- Records to use
--- START ---
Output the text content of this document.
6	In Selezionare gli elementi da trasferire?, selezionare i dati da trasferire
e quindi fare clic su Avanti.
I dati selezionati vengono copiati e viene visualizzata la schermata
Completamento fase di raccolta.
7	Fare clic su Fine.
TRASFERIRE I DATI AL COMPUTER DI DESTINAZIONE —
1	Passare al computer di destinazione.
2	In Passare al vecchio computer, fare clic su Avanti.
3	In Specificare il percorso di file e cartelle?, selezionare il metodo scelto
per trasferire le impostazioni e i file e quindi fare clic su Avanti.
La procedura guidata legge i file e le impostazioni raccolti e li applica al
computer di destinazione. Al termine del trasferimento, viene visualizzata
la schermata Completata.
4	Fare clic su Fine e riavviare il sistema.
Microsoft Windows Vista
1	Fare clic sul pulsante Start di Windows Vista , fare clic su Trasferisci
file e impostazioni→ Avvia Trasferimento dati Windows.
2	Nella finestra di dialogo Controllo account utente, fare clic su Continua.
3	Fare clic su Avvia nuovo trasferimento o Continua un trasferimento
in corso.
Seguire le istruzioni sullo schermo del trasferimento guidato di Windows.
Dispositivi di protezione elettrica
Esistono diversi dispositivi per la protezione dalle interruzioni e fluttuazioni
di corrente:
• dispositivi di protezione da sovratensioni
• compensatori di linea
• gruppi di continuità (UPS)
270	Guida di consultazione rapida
--- END ---
- Task to carry out
Please set down the whole listing above without altering a single line.

- Response to this exercise
Output the text content of this document.
6	In Selezionare gli elementi da trasferire?, selezionare i dati da trasferire
e quindi fare clic su Avanti.
I dati selezionati vengono copiati e viene visualizzata la schermata
Completamento fase di raccolta.
7	Fare clic su Fine.
TRASFERIRE I DATI AL COMPUTER DI DESTINAZIONE —
1	Passare al computer di destinazione.
2	In Passare al vecchio computer, fare clic su Avanti.
3	In Specificare il percorso di file e cartelle?, selezionare il metodo scelto
per trasferire le impostazioni e i file e quindi fare clic su Avanti.
La procedura guidata legge i file e le impostazioni raccolti e li applica al
computer di destinazione. Al termine del trasferimento, viene visualizzata
la schermata Completata.
4	Fare clic su Fine e riavviare il sistema.
Microsoft Windows Vista
1	Fare clic sul pulsante Start di Windows Vista , fare clic su Trasferisci
file e impostazioni→ Avvia Trasferimento dati Windows.
2	Nella finestra di dialogo Controllo account utente, fare clic su Continua.
3	Fare clic su Avvia nuovo trasferimento o Continua un trasferimento
in corso.
Seguire le istruzioni sullo schermo del trasferimento guidato di Windows.
Dispositivi di protezione elettrica
Esistono diversi dispositivi per la protezione dalle interruzioni e fluttuazioni
di corrente:
• dispositivi di protezione da sovratensioni
• compensatori di linea
• gruppi di continuità (UPS)
270	Guida di consultazione rapida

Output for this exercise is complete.